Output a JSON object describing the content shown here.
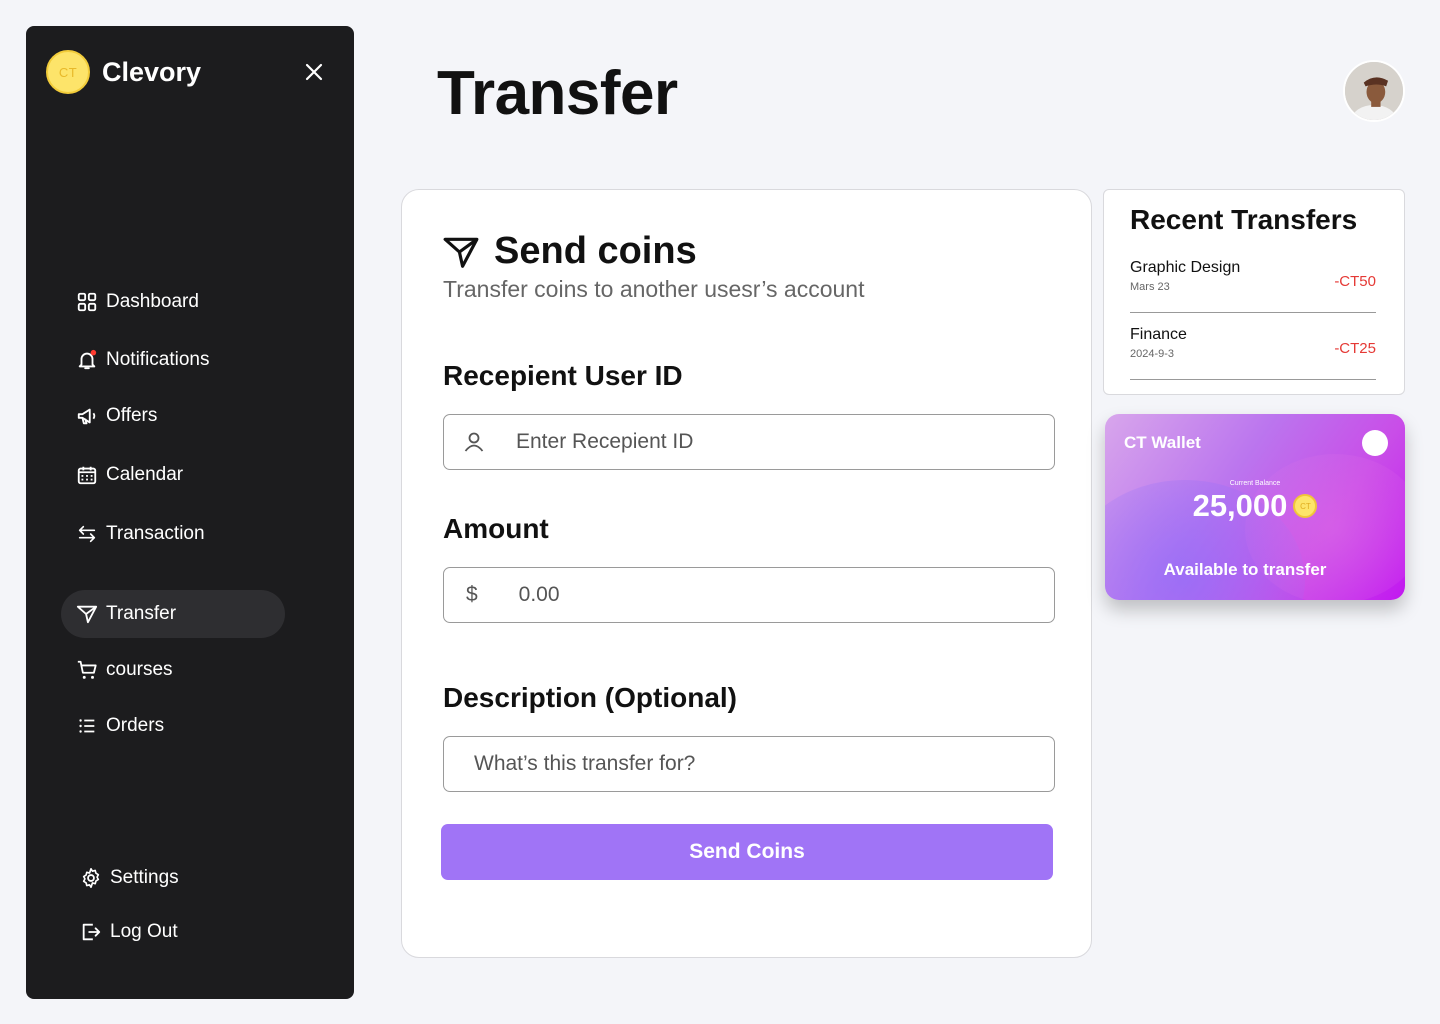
{
  "brand": {
    "logo_text": "CT",
    "name": "Clevory"
  },
  "sidebar": {
    "items": [
      {
        "label": "Dashboard",
        "icon": "grid-icon"
      },
      {
        "label": "Notifications",
        "icon": "bell-icon"
      },
      {
        "label": "Offers",
        "icon": "megaphone-icon"
      },
      {
        "label": "Calendar",
        "icon": "calendar-icon"
      },
      {
        "label": "Transaction",
        "icon": "arrows-icon"
      },
      {
        "label": "Transfer",
        "icon": "send-icon",
        "active": true
      },
      {
        "label": "courses",
        "icon": "cart-icon"
      },
      {
        "label": "Orders",
        "icon": "list-icon"
      }
    ],
    "bottom": [
      {
        "label": "Settings",
        "icon": "gear-icon"
      },
      {
        "label": "Log Out",
        "icon": "logout-icon"
      }
    ]
  },
  "header": {
    "title": "Transfer"
  },
  "form": {
    "title": "Send coins",
    "subtitle": "Transfer coins to another usesr’s account",
    "recipient_label": "Recepient User ID",
    "recipient_placeholder": "Enter Recepient ID",
    "amount_label": "Amount",
    "amount_prefix": "$",
    "amount_placeholder": "0.00",
    "description_label": "Description (Optional)",
    "description_placeholder": "What’s this transfer for?",
    "submit_label": "Send Coins"
  },
  "recent": {
    "title": "Recent Transfers",
    "items": [
      {
        "name": "Graphic Design",
        "date": "Mars 23",
        "amount": "-CT50"
      },
      {
        "name": "Finance",
        "date": "2024-9-3",
        "amount": "-CT25"
      }
    ]
  },
  "wallet": {
    "name": "CT Wallet",
    "balance_label": "Current Balance",
    "balance": "25,000",
    "coin_text": "CT",
    "available_label": "Available to transfer"
  },
  "colors": {
    "accent": "#a074f6",
    "sidebar": "#1c1c1e",
    "negative": "#e53935"
  }
}
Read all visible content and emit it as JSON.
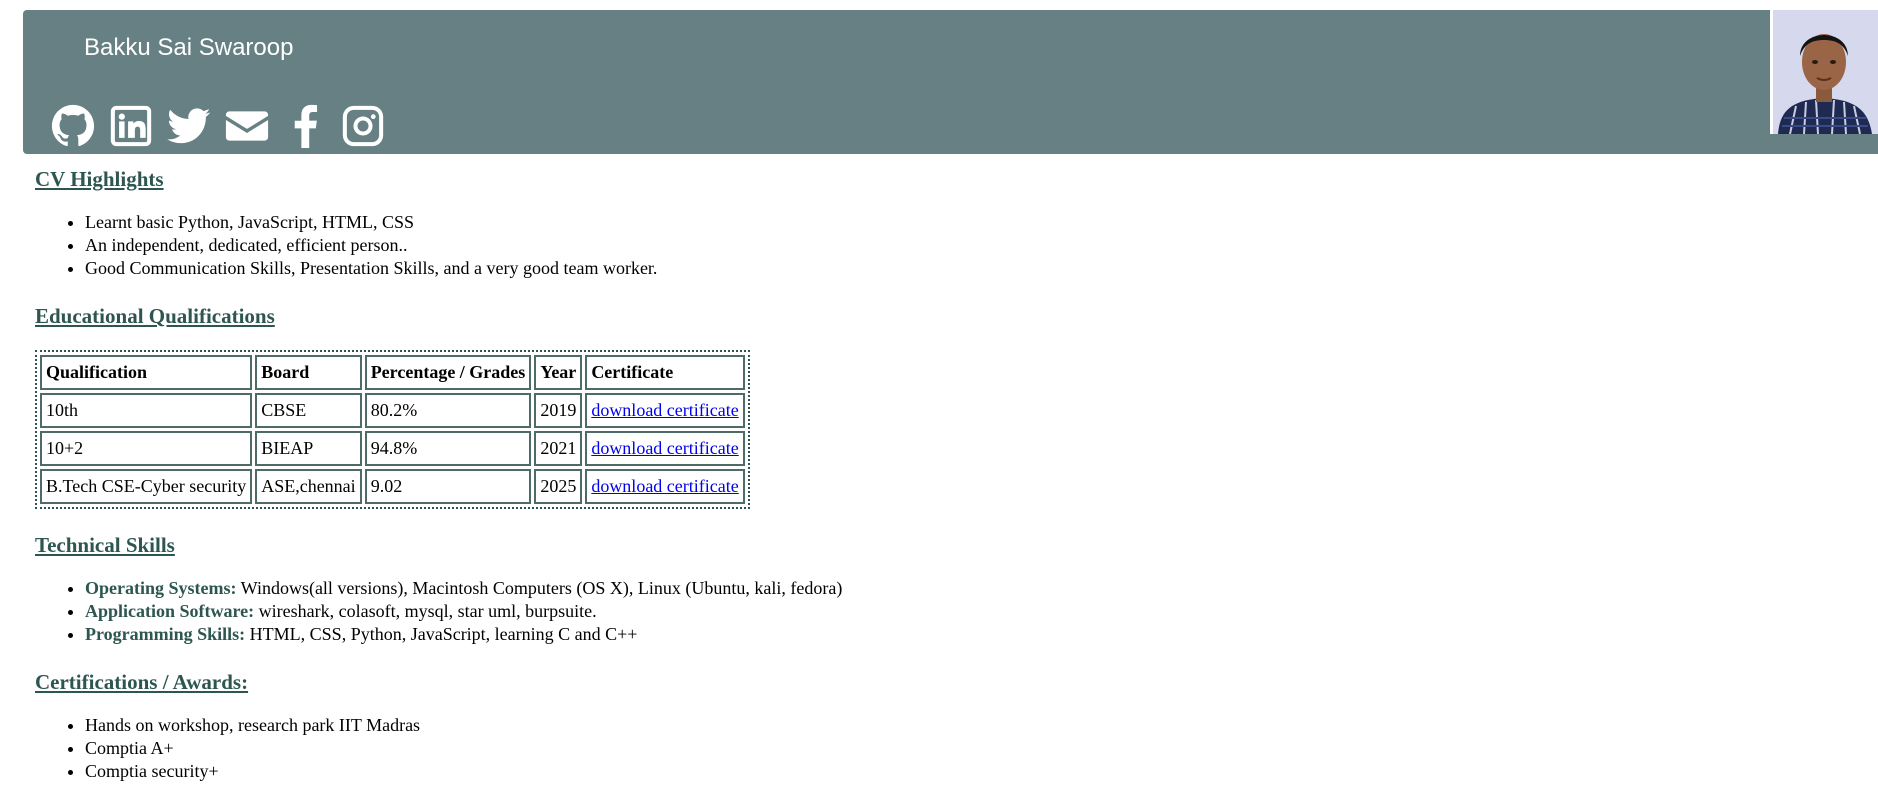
{
  "header": {
    "name": "Bakku Sai Swaroop",
    "background_color": "#678083",
    "social_icons": [
      "github-icon",
      "linkedin-icon",
      "twitter-icon",
      "email-icon",
      "facebook-icon",
      "instagram-icon"
    ],
    "photo": "profile-photo"
  },
  "accent_color": "#2d5650",
  "sections": {
    "highlights": {
      "title": "CV Highlights",
      "items": [
        "Learnt basic Python, JavaScript, HTML, CSS",
        "An independent, dedicated, efficient person..",
        "Good Communication Skills, Presentation Skills, and a very good team worker."
      ]
    },
    "education": {
      "title": "Educational Qualifications",
      "columns": [
        "Qualification",
        "Board",
        "Percentage / Grades",
        "Year",
        "Certificate"
      ],
      "rows": [
        [
          "10th",
          "CBSE",
          "80.2%",
          "2019",
          "download certificate"
        ],
        [
          "10+2",
          "BIEAP",
          "94.8%",
          "2021",
          "download certificate"
        ],
        [
          "B.Tech CSE-Cyber security",
          "ASE,chennai",
          "9.02",
          "2025",
          "download certificate"
        ]
      ]
    },
    "skills": {
      "title": "Technical Skills",
      "items": [
        {
          "label": "Operating Systems:",
          "value": " Windows(all versions), Macintosh Computers (OS X), Linux (Ubuntu, kali, fedora)"
        },
        {
          "label": "Application Software:",
          "value": " wireshark, colasoft, mysql, star uml, burpsuite."
        },
        {
          "label": "Programming Skills:",
          "value": " HTML, CSS, Python, JavaScript, learning C and C++"
        }
      ]
    },
    "certifications": {
      "title": "Certifications / Awards:",
      "items": [
        "Hands on workshop, research park IIT Madras",
        "Comptia A+",
        "Comptia security+"
      ]
    }
  }
}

# Exercise goal
Scan the material above for the string "value" and return the lines that hold it.

# Result
          "value": " Windows(all versions), Macintosh Computers (OS X), Linux (Ubuntu, kali, fedora)"
          "value": " wireshark, colasoft, mysql, star uml, burpsuite."
          "value": " HTML, CSS, Python, JavaScript, learning C and C++"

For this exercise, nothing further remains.